- **PROBLEM**
Please output every line of the material as it stands, without the pictures.

- **DATASET ENTRIES**
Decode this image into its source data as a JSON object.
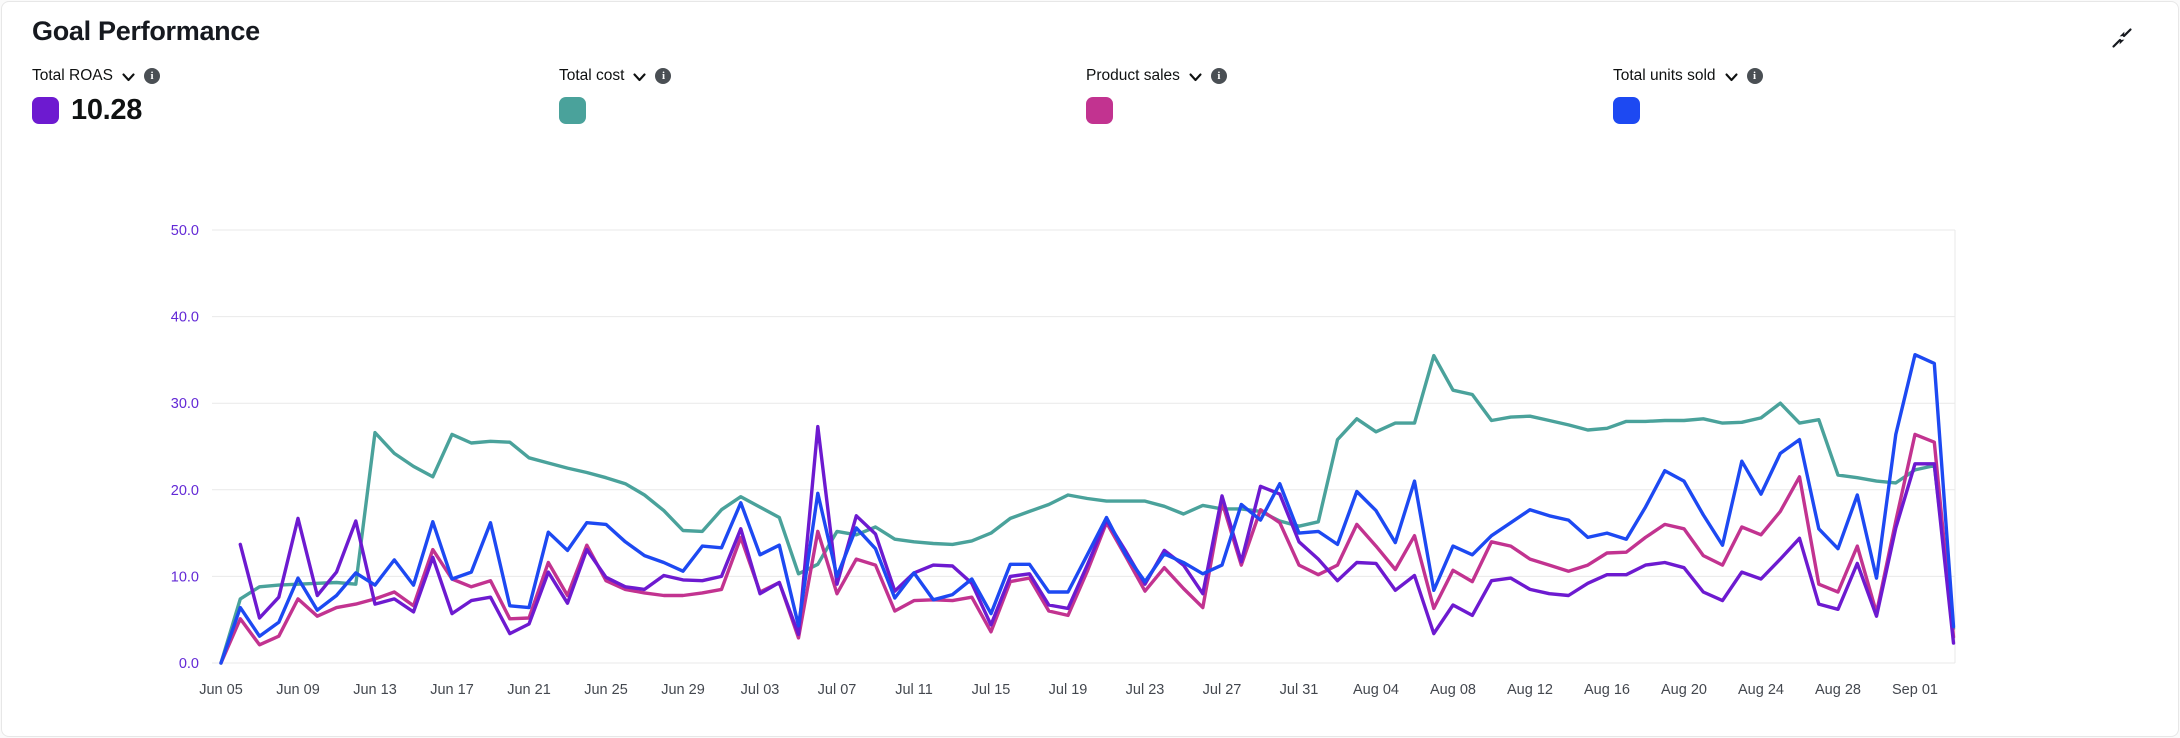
{
  "header": {
    "title": "Goal Performance"
  },
  "toolbar": {
    "collapse_icon": "collapse-diagonal-arrows"
  },
  "metrics": [
    {
      "label": "Total ROAS",
      "value": "10.28",
      "color": "#6d1ad0",
      "dropdown_icon": "chevron-down-icon",
      "info_icon": "info-icon"
    },
    {
      "label": "Total cost",
      "value": "",
      "color": "#4aa29b",
      "dropdown_icon": "chevron-down-icon",
      "info_icon": "info-icon"
    },
    {
      "label": "Product sales",
      "value": "",
      "color": "#c23390",
      "dropdown_icon": "chevron-down-icon",
      "info_icon": "info-icon"
    },
    {
      "label": "Total units sold",
      "value": "",
      "color": "#1d49f2",
      "dropdown_icon": "chevron-down-icon",
      "info_icon": "info-icon"
    }
  ],
  "chart_data": {
    "type": "line",
    "title": "Goal Performance",
    "x_start": "Jun 05",
    "x_end": "Sep 03",
    "x_interval_days": 1,
    "x_tick_labels": [
      "Jun 05",
      "Jun 09",
      "Jun 13",
      "Jun 17",
      "Jun 21",
      "Jun 25",
      "Jun 29",
      "Jul 03",
      "Jul 07",
      "Jul 11",
      "Jul 15",
      "Jul 19",
      "Jul 23",
      "Jul 27",
      "Jul 31",
      "Aug 04",
      "Aug 08",
      "Aug 12",
      "Aug 16",
      "Aug 20",
      "Aug 24",
      "Aug 28",
      "Sep 01"
    ],
    "x_tick_step_days": 4,
    "ylim": [
      0,
      50
    ],
    "y_tick_labels": [
      "0.0",
      "10.0",
      "20.0",
      "30.0",
      "40.0",
      "50.0"
    ],
    "grid": "horizontal",
    "legend_position": "top-swatches",
    "y_axis_label_color": "#6329d6",
    "x_axis_label_color": "#43474e",
    "gridline_color": "#e9e9e9",
    "series": [
      {
        "name": "Total ROAS",
        "id": "total-roas",
        "color": "#6d1ad0",
        "values": [
          null,
          13.7,
          5.2,
          7.6,
          16.7,
          7.8,
          10.5,
          16.4,
          6.8,
          7.4,
          5.9,
          12.2,
          5.7,
          7.2,
          7.6,
          3.4,
          4.5,
          10.5,
          6.9,
          13.1,
          9.9,
          8.8,
          8.5,
          10.1,
          9.6,
          9.5,
          10.0,
          15.5,
          8.0,
          9.3,
          3.3,
          27.3,
          9.1,
          17.0,
          14.9,
          8.3,
          10.4,
          11.3,
          11.2,
          9.2,
          4.4,
          10.0,
          10.3,
          6.7,
          6.3,
          11.3,
          16.5,
          12.9,
          9.1,
          13.0,
          11.3,
          8.0,
          19.3,
          11.7,
          20.4,
          19.5,
          14.0,
          12.0,
          9.5,
          11.6,
          11.5,
          8.4,
          10.1,
          3.4,
          6.7,
          5.5,
          9.5,
          9.8,
          8.5,
          8.0,
          7.8,
          9.2,
          10.2,
          10.2,
          11.3,
          11.6,
          11.0,
          8.2,
          7.2,
          10.5,
          9.7,
          12.0,
          14.4,
          6.8,
          6.2,
          11.5,
          5.4,
          15.6,
          23.0,
          23.0,
          2.3
        ]
      },
      {
        "name": "Total cost",
        "id": "total-cost",
        "color": "#4aa29b",
        "values": [
          0,
          7.4,
          8.8,
          9.0,
          9.1,
          9.2,
          9.3,
          9.1,
          26.6,
          24.2,
          22.7,
          21.5,
          26.4,
          25.4,
          25.6,
          25.5,
          23.7,
          23.1,
          22.5,
          22.0,
          21.4,
          20.7,
          19.4,
          17.6,
          15.3,
          15.2,
          17.7,
          19.2,
          18.0,
          16.8,
          10.3,
          11.4,
          15.2,
          14.8,
          15.7,
          14.3,
          14.0,
          13.8,
          13.7,
          14.1,
          15.0,
          16.7,
          17.5,
          18.3,
          19.4,
          19.0,
          18.7,
          18.7,
          18.7,
          18.1,
          17.2,
          18.2,
          17.8,
          17.8,
          17.5,
          16.4,
          15.8,
          16.3,
          25.8,
          28.2,
          26.7,
          27.7,
          27.7,
          35.5,
          31.5,
          31.0,
          28.0,
          28.4,
          28.5,
          28.0,
          27.5,
          26.9,
          27.1,
          27.9,
          27.9,
          28.0,
          28.0,
          28.2,
          27.7,
          27.8,
          28.3,
          30.0,
          27.7,
          28.1,
          21.7,
          21.4,
          21.0,
          20.8,
          22.3,
          22.8,
          4.0
        ]
      },
      {
        "name": "Product sales",
        "id": "product-sales",
        "color": "#c23390",
        "values": [
          0,
          5.1,
          2.1,
          3.1,
          7.4,
          5.4,
          6.4,
          6.8,
          7.4,
          8.2,
          6.6,
          13.1,
          9.7,
          8.8,
          9.5,
          5.1,
          5.2,
          11.6,
          7.8,
          13.6,
          9.5,
          8.5,
          8.1,
          7.8,
          7.8,
          8.1,
          8.5,
          14.5,
          8.2,
          9.3,
          2.9,
          15.2,
          8.0,
          12.0,
          11.3,
          6.0,
          7.2,
          7.3,
          7.2,
          7.6,
          3.6,
          9.4,
          9.8,
          6.0,
          5.5,
          10.6,
          16.2,
          12.3,
          8.3,
          11.0,
          8.6,
          6.4,
          18.6,
          11.3,
          17.7,
          16.2,
          11.3,
          10.2,
          11.3,
          16.0,
          13.5,
          10.8,
          14.7,
          6.3,
          10.7,
          9.4,
          14.0,
          13.5,
          12.0,
          11.3,
          10.6,
          11.3,
          12.7,
          12.8,
          14.5,
          16.0,
          15.5,
          12.4,
          11.3,
          15.7,
          14.8,
          17.5,
          21.5,
          9.1,
          8.2,
          13.5,
          5.8,
          16.4,
          26.4,
          25.5,
          3.0
        ]
      },
      {
        "name": "Total units sold",
        "id": "total-units-sold",
        "color": "#1d49f2",
        "values": [
          0,
          6.4,
          3.1,
          4.7,
          9.8,
          6.1,
          7.8,
          10.4,
          9.0,
          11.9,
          9.0,
          16.3,
          9.7,
          10.5,
          16.2,
          6.6,
          6.4,
          15.1,
          13.0,
          16.2,
          16.0,
          14.0,
          12.4,
          11.6,
          10.6,
          13.5,
          13.3,
          18.5,
          12.5,
          13.6,
          4.3,
          19.6,
          10.0,
          15.6,
          13.2,
          7.5,
          10.4,
          7.3,
          7.9,
          9.7,
          5.7,
          11.4,
          11.4,
          8.2,
          8.2,
          12.5,
          16.8,
          12.5,
          9.4,
          12.6,
          11.6,
          10.3,
          11.3,
          18.3,
          16.5,
          20.7,
          15.0,
          15.2,
          13.7,
          19.8,
          17.6,
          13.9,
          21.0,
          8.4,
          13.5,
          12.5,
          14.7,
          16.2,
          17.7,
          17.0,
          16.5,
          14.5,
          15.0,
          14.3,
          18.0,
          22.2,
          21.0,
          17.1,
          13.6,
          23.3,
          19.5,
          24.2,
          25.8,
          15.5,
          13.2,
          19.4,
          9.8,
          26.4,
          35.6,
          34.6,
          4.2
        ]
      }
    ]
  }
}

- **RESULT OF THE EXERCISE**
Decode this image into its source data as a JSON object.
{
  "header": {
    "title": "Goal Performance"
  },
  "toolbar": {
    "collapse_icon": "collapse-diagonal-arrows"
  },
  "metrics": [
    {
      "label": "Total ROAS",
      "value": "10.28",
      "color": "#6d1ad0",
      "dropdown_icon": "chevron-down-icon",
      "info_icon": "info-icon"
    },
    {
      "label": "Total cost",
      "value": "",
      "color": "#4aa29b",
      "dropdown_icon": "chevron-down-icon",
      "info_icon": "info-icon"
    },
    {
      "label": "Product sales",
      "value": "",
      "color": "#c23390",
      "dropdown_icon": "chevron-down-icon",
      "info_icon": "info-icon"
    },
    {
      "label": "Total units sold",
      "value": "",
      "color": "#1d49f2",
      "dropdown_icon": "chevron-down-icon",
      "info_icon": "info-icon"
    }
  ],
  "chart_data": {
    "type": "line",
    "title": "Goal Performance",
    "x_start": "Jun 05",
    "x_end": "Sep 03",
    "x_interval_days": 1,
    "x_tick_labels": [
      "Jun 05",
      "Jun 09",
      "Jun 13",
      "Jun 17",
      "Jun 21",
      "Jun 25",
      "Jun 29",
      "Jul 03",
      "Jul 07",
      "Jul 11",
      "Jul 15",
      "Jul 19",
      "Jul 23",
      "Jul 27",
      "Jul 31",
      "Aug 04",
      "Aug 08",
      "Aug 12",
      "Aug 16",
      "Aug 20",
      "Aug 24",
      "Aug 28",
      "Sep 01"
    ],
    "x_tick_step_days": 4,
    "ylim": [
      0,
      50
    ],
    "y_tick_labels": [
      "0.0",
      "10.0",
      "20.0",
      "30.0",
      "40.0",
      "50.0"
    ],
    "grid": "horizontal",
    "legend_position": "top-swatches",
    "y_axis_label_color": "#6329d6",
    "x_axis_label_color": "#43474e",
    "gridline_color": "#e9e9e9",
    "series": [
      {
        "name": "Total ROAS",
        "id": "total-roas",
        "color": "#6d1ad0",
        "values": [
          null,
          13.7,
          5.2,
          7.6,
          16.7,
          7.8,
          10.5,
          16.4,
          6.8,
          7.4,
          5.9,
          12.2,
          5.7,
          7.2,
          7.6,
          3.4,
          4.5,
          10.5,
          6.9,
          13.1,
          9.9,
          8.8,
          8.5,
          10.1,
          9.6,
          9.5,
          10.0,
          15.5,
          8.0,
          9.3,
          3.3,
          27.3,
          9.1,
          17.0,
          14.9,
          8.3,
          10.4,
          11.3,
          11.2,
          9.2,
          4.4,
          10.0,
          10.3,
          6.7,
          6.3,
          11.3,
          16.5,
          12.9,
          9.1,
          13.0,
          11.3,
          8.0,
          19.3,
          11.7,
          20.4,
          19.5,
          14.0,
          12.0,
          9.5,
          11.6,
          11.5,
          8.4,
          10.1,
          3.4,
          6.7,
          5.5,
          9.5,
          9.8,
          8.5,
          8.0,
          7.8,
          9.2,
          10.2,
          10.2,
          11.3,
          11.6,
          11.0,
          8.2,
          7.2,
          10.5,
          9.7,
          12.0,
          14.4,
          6.8,
          6.2,
          11.5,
          5.4,
          15.6,
          23.0,
          23.0,
          2.3
        ]
      },
      {
        "name": "Total cost",
        "id": "total-cost",
        "color": "#4aa29b",
        "values": [
          0,
          7.4,
          8.8,
          9.0,
          9.1,
          9.2,
          9.3,
          9.1,
          26.6,
          24.2,
          22.7,
          21.5,
          26.4,
          25.4,
          25.6,
          25.5,
          23.7,
          23.1,
          22.5,
          22.0,
          21.4,
          20.7,
          19.4,
          17.6,
          15.3,
          15.2,
          17.7,
          19.2,
          18.0,
          16.8,
          10.3,
          11.4,
          15.2,
          14.8,
          15.7,
          14.3,
          14.0,
          13.8,
          13.7,
          14.1,
          15.0,
          16.7,
          17.5,
          18.3,
          19.4,
          19.0,
          18.7,
          18.7,
          18.7,
          18.1,
          17.2,
          18.2,
          17.8,
          17.8,
          17.5,
          16.4,
          15.8,
          16.3,
          25.8,
          28.2,
          26.7,
          27.7,
          27.7,
          35.5,
          31.5,
          31.0,
          28.0,
          28.4,
          28.5,
          28.0,
          27.5,
          26.9,
          27.1,
          27.9,
          27.9,
          28.0,
          28.0,
          28.2,
          27.7,
          27.8,
          28.3,
          30.0,
          27.7,
          28.1,
          21.7,
          21.4,
          21.0,
          20.8,
          22.3,
          22.8,
          4.0
        ]
      },
      {
        "name": "Product sales",
        "id": "product-sales",
        "color": "#c23390",
        "values": [
          0,
          5.1,
          2.1,
          3.1,
          7.4,
          5.4,
          6.4,
          6.8,
          7.4,
          8.2,
          6.6,
          13.1,
          9.7,
          8.8,
          9.5,
          5.1,
          5.2,
          11.6,
          7.8,
          13.6,
          9.5,
          8.5,
          8.1,
          7.8,
          7.8,
          8.1,
          8.5,
          14.5,
          8.2,
          9.3,
          2.9,
          15.2,
          8.0,
          12.0,
          11.3,
          6.0,
          7.2,
          7.3,
          7.2,
          7.6,
          3.6,
          9.4,
          9.8,
          6.0,
          5.5,
          10.6,
          16.2,
          12.3,
          8.3,
          11.0,
          8.6,
          6.4,
          18.6,
          11.3,
          17.7,
          16.2,
          11.3,
          10.2,
          11.3,
          16.0,
          13.5,
          10.8,
          14.7,
          6.3,
          10.7,
          9.4,
          14.0,
          13.5,
          12.0,
          11.3,
          10.6,
          11.3,
          12.7,
          12.8,
          14.5,
          16.0,
          15.5,
          12.4,
          11.3,
          15.7,
          14.8,
          17.5,
          21.5,
          9.1,
          8.2,
          13.5,
          5.8,
          16.4,
          26.4,
          25.5,
          3.0
        ]
      },
      {
        "name": "Total units sold",
        "id": "total-units-sold",
        "color": "#1d49f2",
        "values": [
          0,
          6.4,
          3.1,
          4.7,
          9.8,
          6.1,
          7.8,
          10.4,
          9.0,
          11.9,
          9.0,
          16.3,
          9.7,
          10.5,
          16.2,
          6.6,
          6.4,
          15.1,
          13.0,
          16.2,
          16.0,
          14.0,
          12.4,
          11.6,
          10.6,
          13.5,
          13.3,
          18.5,
          12.5,
          13.6,
          4.3,
          19.6,
          10.0,
          15.6,
          13.2,
          7.5,
          10.4,
          7.3,
          7.9,
          9.7,
          5.7,
          11.4,
          11.4,
          8.2,
          8.2,
          12.5,
          16.8,
          12.5,
          9.4,
          12.6,
          11.6,
          10.3,
          11.3,
          18.3,
          16.5,
          20.7,
          15.0,
          15.2,
          13.7,
          19.8,
          17.6,
          13.9,
          21.0,
          8.4,
          13.5,
          12.5,
          14.7,
          16.2,
          17.7,
          17.0,
          16.5,
          14.5,
          15.0,
          14.3,
          18.0,
          22.2,
          21.0,
          17.1,
          13.6,
          23.3,
          19.5,
          24.2,
          25.8,
          15.5,
          13.2,
          19.4,
          9.8,
          26.4,
          35.6,
          34.6,
          4.2
        ]
      }
    ]
  }
}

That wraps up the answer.